[Exercise materials start]
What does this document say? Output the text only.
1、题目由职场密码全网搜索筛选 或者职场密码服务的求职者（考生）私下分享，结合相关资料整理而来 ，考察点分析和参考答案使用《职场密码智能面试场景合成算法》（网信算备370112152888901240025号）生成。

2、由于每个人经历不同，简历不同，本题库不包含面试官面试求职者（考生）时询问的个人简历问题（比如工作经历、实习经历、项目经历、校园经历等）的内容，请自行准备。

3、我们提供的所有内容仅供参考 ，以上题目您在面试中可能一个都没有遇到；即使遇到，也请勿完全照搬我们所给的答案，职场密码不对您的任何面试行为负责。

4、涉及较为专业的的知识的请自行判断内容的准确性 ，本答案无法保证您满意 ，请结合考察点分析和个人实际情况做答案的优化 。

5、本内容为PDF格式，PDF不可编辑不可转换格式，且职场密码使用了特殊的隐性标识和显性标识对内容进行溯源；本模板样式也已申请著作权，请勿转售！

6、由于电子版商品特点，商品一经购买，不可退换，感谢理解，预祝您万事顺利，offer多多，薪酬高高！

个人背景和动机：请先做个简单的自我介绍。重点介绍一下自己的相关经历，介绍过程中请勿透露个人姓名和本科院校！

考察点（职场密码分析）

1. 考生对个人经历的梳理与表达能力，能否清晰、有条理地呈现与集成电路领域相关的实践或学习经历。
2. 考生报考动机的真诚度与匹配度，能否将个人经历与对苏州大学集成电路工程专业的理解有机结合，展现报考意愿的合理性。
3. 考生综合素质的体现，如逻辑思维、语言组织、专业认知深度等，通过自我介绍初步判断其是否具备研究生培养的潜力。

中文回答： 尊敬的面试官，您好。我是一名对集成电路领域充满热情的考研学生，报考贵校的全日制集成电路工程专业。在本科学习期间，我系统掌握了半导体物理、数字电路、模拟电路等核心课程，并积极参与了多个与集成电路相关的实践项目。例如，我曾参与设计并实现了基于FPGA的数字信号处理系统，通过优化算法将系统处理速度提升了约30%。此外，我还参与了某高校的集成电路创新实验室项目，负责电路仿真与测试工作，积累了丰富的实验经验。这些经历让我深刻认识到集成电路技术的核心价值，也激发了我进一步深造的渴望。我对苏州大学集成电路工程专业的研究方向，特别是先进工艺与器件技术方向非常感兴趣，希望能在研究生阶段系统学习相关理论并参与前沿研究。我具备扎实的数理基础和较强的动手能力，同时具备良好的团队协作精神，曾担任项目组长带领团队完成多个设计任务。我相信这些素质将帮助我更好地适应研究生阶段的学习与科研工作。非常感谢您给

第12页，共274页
[Exercise materials end]
The task -
Output every record above exactly as it appears.

Result of the exercise -
What does this document say? Output the text only.
1、题目由职场密码全网搜索筛选 或者职场密码服务的求职者（考生）私下分享，结合相关资料整理而来 ，考察点分析和参考答案使用《职场密码智能面试场景合成算法》（网信算备370112152888901240025号）生成。

2、由于每个人经历不同，简历不同，本题库不包含面试官面试求职者（考生）时询问的个人简历问题（比如工作经历、实习经历、项目经历、校园经历等）的内容，请自行准备。

3、我们提供的所有内容仅供参考 ，以上题目您在面试中可能一个都没有遇到；即使遇到，也请勿完全照搬我们所给的答案，职场密码不对您的任何面试行为负责。

4、涉及较为专业的的知识的请自行判断内容的准确性 ，本答案无法保证您满意 ，请结合考察点分析和个人实际情况做答案的优化 。

5、本内容为PDF格式，PDF不可编辑不可转换格式，且职场密码使用了特殊的隐性标识和显性标识对内容进行溯源；本模板样式也已申请著作权，请勿转售！

6、由于电子版商品特点，商品一经购买，不可退换，感谢理解，预祝您万事顺利，offer多多，薪酬高高！

个人背景和动机：请先做个简单的自我介绍。重点介绍一下自己的相关经历，介绍过程中请勿透露个人姓名和本科院校！

考察点（职场密码分析）

1. 考生对个人经历的梳理与表达能力，能否清晰、有条理地呈现与集成电路领域相关的实践或学习经历。
2. 考生报考动机的真诚度与匹配度，能否将个人经历与对苏州大学集成电路工程专业的理解有机结合，展现报考意愿的合理性。
3. 考生综合素质的体现，如逻辑思维、语言组织、专业认知深度等，通过自我介绍初步判断其是否具备研究生培养的潜力。

中文回答： 尊敬的面试官，您好。我是一名对集成电路领域充满热情的考研学生，报考贵校的全日制集成电路工程专业。在本科学习期间，我系统掌握了半导体物理、数字电路、模拟电路等核心课程，并积极参与了多个与集成电路相关的实践项目。例如，我曾参与设计并实现了基于FPGA的数字信号处理系统，通过优化算法将系统处理速度提升了约30%。此外，我还参与了某高校的集成电路创新实验室项目，负责电路仿真与测试工作，积累了丰富的实验经验。这些经历让我深刻认识到集成电路技术的核心价值，也激发了我进一步深造的渴望。我对苏州大学集成电路工程专业的研究方向，特别是先进工艺与器件技术方向非常感兴趣，希望能在研究生阶段系统学习相关理论并参与前沿研究。我具备扎实的数理基础和较强的动手能力，同时具备良好的团队协作精神，曾担任项目组长带领团队完成多个设计任务。我相信这些素质将帮助我更好地适应研究生阶段的学习与科研工作。非常感谢您给

第12页，共274页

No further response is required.